_EXERCISE DETAILS_.
Leave out any picture and return the remaining listing below exactly as given.
— start of DATA ENTRIES —
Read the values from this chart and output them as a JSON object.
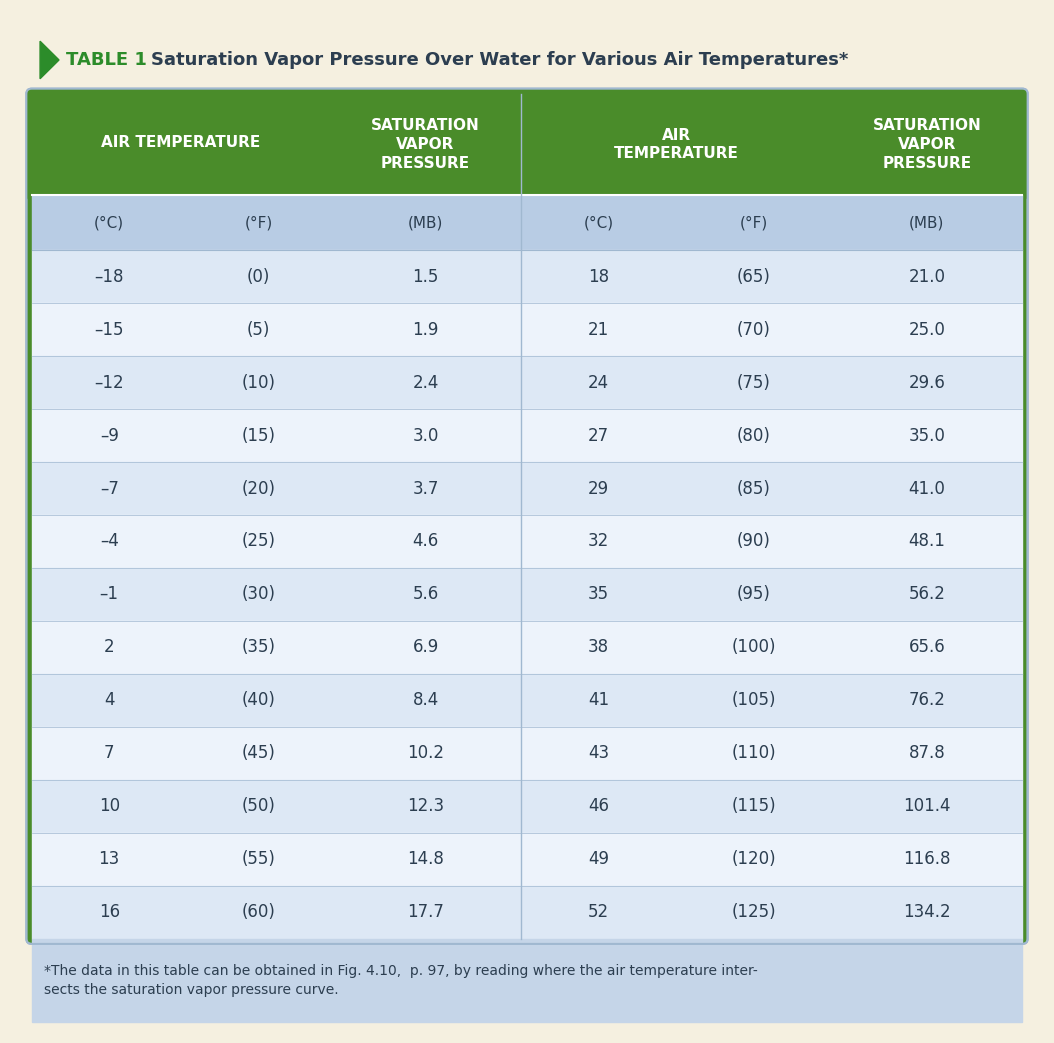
{
  "title_prefix": "TABLE 1",
  "title_text": "Saturation Vapor Pressure Over Water for Various Air Temperatures*",
  "header1_col1": "AIR TEMPERATURE",
  "header1_col3": "SATURATION\nVAPOR\nPRESSURE",
  "header1_col4": "AIR\nTEMPERATURE",
  "header1_col6": "SATURATION\nVAPOR\nPRESSURE",
  "subheader": [
    "(°C)",
    "(°F)",
    "(MB)",
    "(°C)",
    "(°F)",
    "(MB)"
  ],
  "rows": [
    [
      "–18",
      "(0)",
      "1.5",
      "18",
      "(65)",
      "21.0"
    ],
    [
      "–15",
      "(5)",
      "1.9",
      "21",
      "(70)",
      "25.0"
    ],
    [
      "–12",
      "(10)",
      "2.4",
      "24",
      "(75)",
      "29.6"
    ],
    [
      "–9",
      "(15)",
      "3.0",
      "27",
      "(80)",
      "35.0"
    ],
    [
      "–7",
      "(20)",
      "3.7",
      "29",
      "(85)",
      "41.0"
    ],
    [
      "–4",
      "(25)",
      "4.6",
      "32",
      "(90)",
      "48.1"
    ],
    [
      "–1",
      "(30)",
      "5.6",
      "35",
      "(95)",
      "56.2"
    ],
    [
      "2",
      "(35)",
      "6.9",
      "38",
      "(100)",
      "65.6"
    ],
    [
      "4",
      "(40)",
      "8.4",
      "41",
      "(105)",
      "76.2"
    ],
    [
      "7",
      "(45)",
      "10.2",
      "43",
      "(110)",
      "87.8"
    ],
    [
      "10",
      "(50)",
      "12.3",
      "46",
      "(115)",
      "101.4"
    ],
    [
      "13",
      "(55)",
      "14.8",
      "49",
      "(120)",
      "116.8"
    ],
    [
      "16",
      "(60)",
      "17.7",
      "52",
      "(125)",
      "134.2"
    ]
  ],
  "footnote": "*The data in this table can be obtained in Fig. 4.10,  p. 97, by reading where the air temperature inter-\nsects the saturation vapor pressure curve.",
  "bg_color": "#f5f0e0",
  "header_bg": "#4a8c2a",
  "header_text_color": "#ffffff",
  "subheader_bg": "#b8cce4",
  "row_odd_bg": "#dde8f5",
  "row_even_bg": "#edf3fb",
  "footnote_bg": "#c5d5e8",
  "cell_text_color": "#2c3e50",
  "title_color": "#2c3e50",
  "title_prefix_color": "#2c8c2a",
  "border_color": "#a0b8d0",
  "triangle_color": "#2c8c2a"
}
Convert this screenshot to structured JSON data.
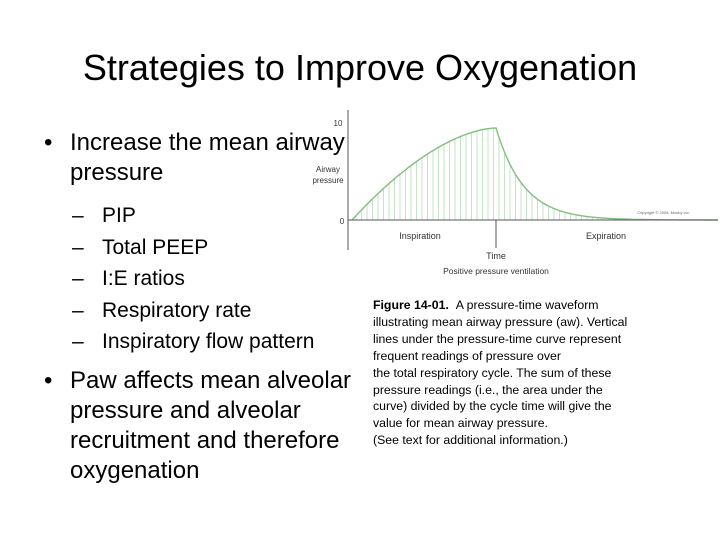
{
  "slide": {
    "title": "Strategies to Improve Oxygenation",
    "bullet1": "Increase the mean airway pressure",
    "sub_items": [
      "PIP",
      "Total PEEP",
      "I:E ratios",
      "Respiratory rate",
      "Inspiratory flow pattern"
    ],
    "bullet2": "Paw affects mean alveolar pressure and alveolar recruitment and therefore oxygenation"
  },
  "figure": {
    "y_tick_top": "10",
    "y_tick_zero": "0",
    "y_label_line1": "Airway",
    "y_label_line2": "pressure",
    "copyright": "Copyright © 2006, Mosby Inc.",
    "phase_inspiration": "Inspiration",
    "phase_expiration": "Expiration",
    "x_label": "Time",
    "subtitle": "Positive pressure ventilation",
    "curve_color": "#7fbf7f",
    "line_color": "#b8dcb8"
  },
  "caption": {
    "label": "Figure 14-01.",
    "lines": [
      "A pressure-time waveform",
      "illustrating mean airway pressure (aw). Vertical",
      "lines under the pressure-time curve represent",
      "frequent readings of pressure over",
      "the total respiratory cycle. The sum of these",
      "pressure readings (i.e., the area under the",
      "curve) divided by the cycle time will give the",
      "value for mean airway pressure.",
      "(See text for additional information.)"
    ]
  }
}
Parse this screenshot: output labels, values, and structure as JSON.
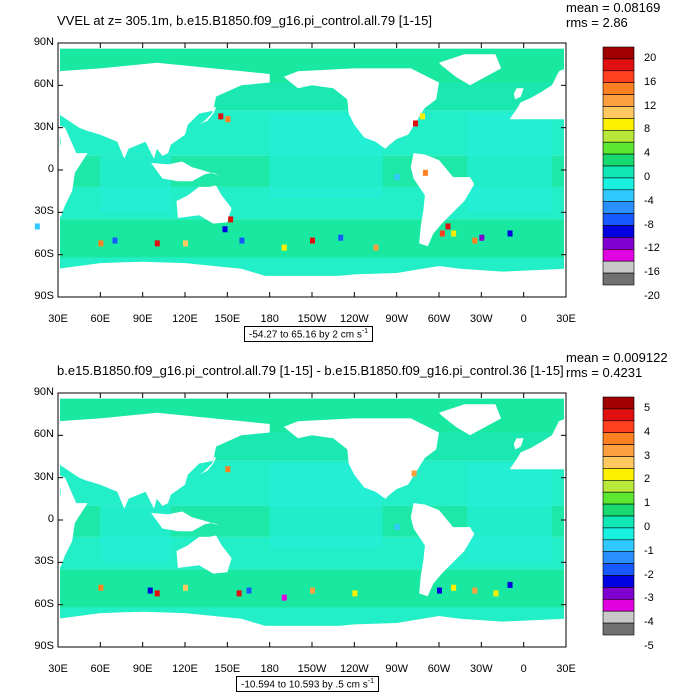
{
  "chart_data": [
    {
      "type": "heatmap",
      "title": "VVEL at z= 305.1m, b.e15.B1850.f09_g16.pi_control.all.79 [1-15]",
      "mean_label": "mean = 0.08169",
      "rms_label": "rms = 2.86",
      "range_label": "-54.27 to 65.16 by 2 cm s",
      "range_sup": "-1",
      "x_ticks": [
        "30E",
        "60E",
        "90E",
        "120E",
        "150E",
        "180",
        "150W",
        "120W",
        "90W",
        "60W",
        "30W",
        "0",
        "30E"
      ],
      "y_ticks": [
        "90N",
        "60N",
        "30N",
        "0",
        "30S",
        "60S",
        "90S"
      ],
      "colorbar_levels": [
        "20",
        "16",
        "12",
        "8",
        "4",
        "0",
        "-4",
        "-8",
        "-12",
        "-16",
        "-20"
      ],
      "colorbar_min": -20,
      "colorbar_max": 20
    },
    {
      "type": "heatmap",
      "title": "b.e15.B1850.f09_g16.pi_control.all.79 [1-15] - b.e15.B1850.f09_g16.pi_control.36 [1-15]",
      "mean_label": "mean = 0.009122",
      "rms_label": "rms = 0.4231",
      "range_label": "-10.594 to 10.593 by .5 cm s",
      "range_sup": "-1",
      "x_ticks": [
        "30E",
        "60E",
        "90E",
        "120E",
        "150E",
        "180",
        "150W",
        "120W",
        "90W",
        "60W",
        "30W",
        "0",
        "30E"
      ],
      "y_ticks": [
        "90N",
        "60N",
        "30N",
        "0",
        "30S",
        "60S",
        "90S"
      ],
      "colorbar_levels": [
        "5",
        "4",
        "3",
        "2",
        "1",
        "0",
        "-1",
        "-2",
        "-3",
        "-4",
        "-5"
      ],
      "colorbar_min": -5,
      "colorbar_max": 5
    }
  ],
  "colors": {
    "ocean_base": "#19e8a0",
    "ocean_light": "#22f0d8",
    "land": "#ffffff",
    "colorbar": [
      "#a00000",
      "#e01010",
      "#ff4020",
      "#ff8020",
      "#ffa040",
      "#ffc860",
      "#fff000",
      "#b8e838",
      "#5ce830",
      "#18d870",
      "#10e8b8",
      "#18f0e0",
      "#30c8ff",
      "#2a90ff",
      "#1858ff",
      "#0000e0",
      "#8000d0",
      "#e000e0",
      "#c8c8c8",
      "#707070"
    ]
  }
}
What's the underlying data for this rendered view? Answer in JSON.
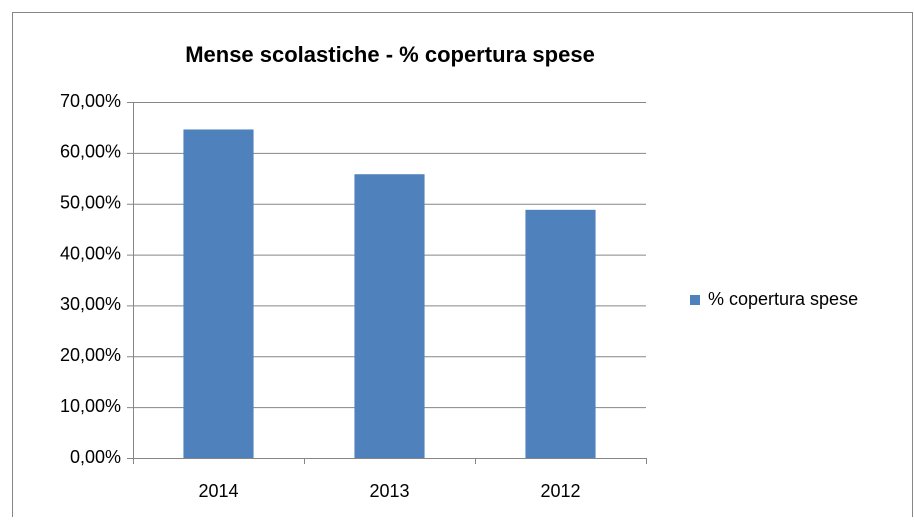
{
  "chart_data": {
    "type": "bar",
    "title": "Mense scolastiche - % copertura spese",
    "categories": [
      "2014",
      "2013",
      "2012"
    ],
    "series": [
      {
        "name": "% copertura spese",
        "color": "#4f81bd",
        "values": [
          64.6,
          55.8,
          48.8
        ]
      }
    ],
    "ylim": [
      0,
      70
    ],
    "yticks": [
      {
        "value": 0,
        "label": "0,00%"
      },
      {
        "value": 10,
        "label": "10,00%"
      },
      {
        "value": 20,
        "label": "20,00%"
      },
      {
        "value": 30,
        "label": "30,00%"
      },
      {
        "value": 40,
        "label": "40,00%"
      },
      {
        "value": 50,
        "label": "50,00%"
      },
      {
        "value": 60,
        "label": "60,00%"
      },
      {
        "value": 70,
        "label": "70,00%"
      }
    ],
    "grid": true,
    "legend": "right"
  }
}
— end of DATA ENTRIES —
_TASK OUTPUT_.
Read the values from this chart and output them as a JSON object.
{
  "title_prefix": "TABLE 1",
  "title_text": "Saturation Vapor Pressure Over Water for Various Air Temperatures*",
  "header1_col1": "AIR TEMPERATURE",
  "header1_col3": "SATURATION\nVAPOR\nPRESSURE",
  "header1_col4": "AIR\nTEMPERATURE",
  "header1_col6": "SATURATION\nVAPOR\nPRESSURE",
  "subheader": [
    "(°C)",
    "(°F)",
    "(MB)",
    "(°C)",
    "(°F)",
    "(MB)"
  ],
  "rows": [
    [
      "–18",
      "(0)",
      "1.5",
      "18",
      "(65)",
      "21.0"
    ],
    [
      "–15",
      "(5)",
      "1.9",
      "21",
      "(70)",
      "25.0"
    ],
    [
      "–12",
      "(10)",
      "2.4",
      "24",
      "(75)",
      "29.6"
    ],
    [
      "–9",
      "(15)",
      "3.0",
      "27",
      "(80)",
      "35.0"
    ],
    [
      "–7",
      "(20)",
      "3.7",
      "29",
      "(85)",
      "41.0"
    ],
    [
      "–4",
      "(25)",
      "4.6",
      "32",
      "(90)",
      "48.1"
    ],
    [
      "–1",
      "(30)",
      "5.6",
      "35",
      "(95)",
      "56.2"
    ],
    [
      "2",
      "(35)",
      "6.9",
      "38",
      "(100)",
      "65.6"
    ],
    [
      "4",
      "(40)",
      "8.4",
      "41",
      "(105)",
      "76.2"
    ],
    [
      "7",
      "(45)",
      "10.2",
      "43",
      "(110)",
      "87.8"
    ],
    [
      "10",
      "(50)",
      "12.3",
      "46",
      "(115)",
      "101.4"
    ],
    [
      "13",
      "(55)",
      "14.8",
      "49",
      "(120)",
      "116.8"
    ],
    [
      "16",
      "(60)",
      "17.7",
      "52",
      "(125)",
      "134.2"
    ]
  ],
  "footnote": "*The data in this table can be obtained in Fig. 4.10,  p. 97, by reading where the air temperature inter-\nsects the saturation vapor pressure curve.",
  "bg_color": "#f5f0e0",
  "header_bg": "#4a8c2a",
  "header_text_color": "#ffffff",
  "subheader_bg": "#b8cce4",
  "row_odd_bg": "#dde8f5",
  "row_even_bg": "#edf3fb",
  "footnote_bg": "#c5d5e8",
  "cell_text_color": "#2c3e50",
  "title_color": "#2c3e50",
  "title_prefix_color": "#2c8c2a",
  "border_color": "#a0b8d0",
  "triangle_color": "#2c8c2a"
}
Convert this screenshot to structured JSON data.
{
  "slide": {
    "title": "Strategies to Improve Oxygenation",
    "bullet1": "Increase the mean airway pressure",
    "sub_items": [
      "PIP",
      "Total PEEP",
      "I:E ratios",
      "Respiratory rate",
      "Inspiratory flow pattern"
    ],
    "bullet2": "Paw affects mean alveolar pressure and alveolar recruitment and therefore oxygenation"
  },
  "figure": {
    "y_tick_top": "10",
    "y_tick_zero": "0",
    "y_label_line1": "Airway",
    "y_label_line2": "pressure",
    "copyright": "Copyright © 2006, Mosby Inc.",
    "phase_inspiration": "Inspiration",
    "phase_expiration": "Expiration",
    "x_label": "Time",
    "subtitle": "Positive pressure ventilation",
    "curve_color": "#7fbf7f",
    "line_color": "#b8dcb8"
  },
  "caption": {
    "label": "Figure 14-01.",
    "lines": [
      "A pressure-time waveform",
      "illustrating mean airway pressure (aw). Vertical",
      "lines under the pressure-time curve represent",
      "frequent readings of pressure over",
      "the total respiratory cycle. The sum of these",
      "pressure readings (i.e., the area under the",
      "curve) divided by the cycle time will give the",
      "value for mean airway pressure.",
      "(See text for additional information.)"
    ]
  }
}
Parse this screenshot: output labels, values, and structure as JSON.
{
  "chart_data": [
    {
      "type": "heatmap",
      "title": "VVEL at z= 305.1m, b.e15.B1850.f09_g16.pi_control.all.79 [1-15]",
      "mean_label": "mean = 0.08169",
      "rms_label": "rms = 2.86",
      "range_label": "-54.27 to 65.16 by 2 cm s",
      "range_sup": "-1",
      "x_ticks": [
        "30E",
        "60E",
        "90E",
        "120E",
        "150E",
        "180",
        "150W",
        "120W",
        "90W",
        "60W",
        "30W",
        "0",
        "30E"
      ],
      "y_ticks": [
        "90N",
        "60N",
        "30N",
        "0",
        "30S",
        "60S",
        "90S"
      ],
      "colorbar_levels": [
        "20",
        "16",
        "12",
        "8",
        "4",
        "0",
        "-4",
        "-8",
        "-12",
        "-16",
        "-20"
      ],
      "colorbar_min": -20,
      "colorbar_max": 20
    },
    {
      "type": "heatmap",
      "title": "b.e15.B1850.f09_g16.pi_control.all.79 [1-15] - b.e15.B1850.f09_g16.pi_control.36 [1-15]",
      "mean_label": "mean = 0.009122",
      "rms_label": "rms = 0.4231",
      "range_label": "-10.594 to 10.593 by .5 cm s",
      "range_sup": "-1",
      "x_ticks": [
        "30E",
        "60E",
        "90E",
        "120E",
        "150E",
        "180",
        "150W",
        "120W",
        "90W",
        "60W",
        "30W",
        "0",
        "30E"
      ],
      "y_ticks": [
        "90N",
        "60N",
        "30N",
        "0",
        "30S",
        "60S",
        "90S"
      ],
      "colorbar_levels": [
        "5",
        "4",
        "3",
        "2",
        "1",
        "0",
        "-1",
        "-2",
        "-3",
        "-4",
        "-5"
      ],
      "colorbar_min": -5,
      "colorbar_max": 5
    }
  ],
  "colors": {
    "ocean_base": "#19e8a0",
    "ocean_light": "#22f0d8",
    "land": "#ffffff",
    "colorbar": [
      "#a00000",
      "#e01010",
      "#ff4020",
      "#ff8020",
      "#ffa040",
      "#ffc860",
      "#fff000",
      "#b8e838",
      "#5ce830",
      "#18d870",
      "#10e8b8",
      "#18f0e0",
      "#30c8ff",
      "#2a90ff",
      "#1858ff",
      "#0000e0",
      "#8000d0",
      "#e000e0",
      "#c8c8c8",
      "#707070"
    ]
  }
}
What's the underlying data for this rendered view? Answer in JSON.
{
  "chart_data": {
    "type": "bar",
    "title": "Mense scolastiche - % copertura spese",
    "categories": [
      "2014",
      "2013",
      "2012"
    ],
    "series": [
      {
        "name": "% copertura spese",
        "color": "#4f81bd",
        "values": [
          64.6,
          55.8,
          48.8
        ]
      }
    ],
    "ylim": [
      0,
      70
    ],
    "yticks": [
      {
        "value": 0,
        "label": "0,00%"
      },
      {
        "value": 10,
        "label": "10,00%"
      },
      {
        "value": 20,
        "label": "20,00%"
      },
      {
        "value": 30,
        "label": "30,00%"
      },
      {
        "value": 40,
        "label": "40,00%"
      },
      {
        "value": 50,
        "label": "50,00%"
      },
      {
        "value": 60,
        "label": "60,00%"
      },
      {
        "value": 70,
        "label": "70,00%"
      }
    ],
    "grid": true,
    "legend": "right"
  }
}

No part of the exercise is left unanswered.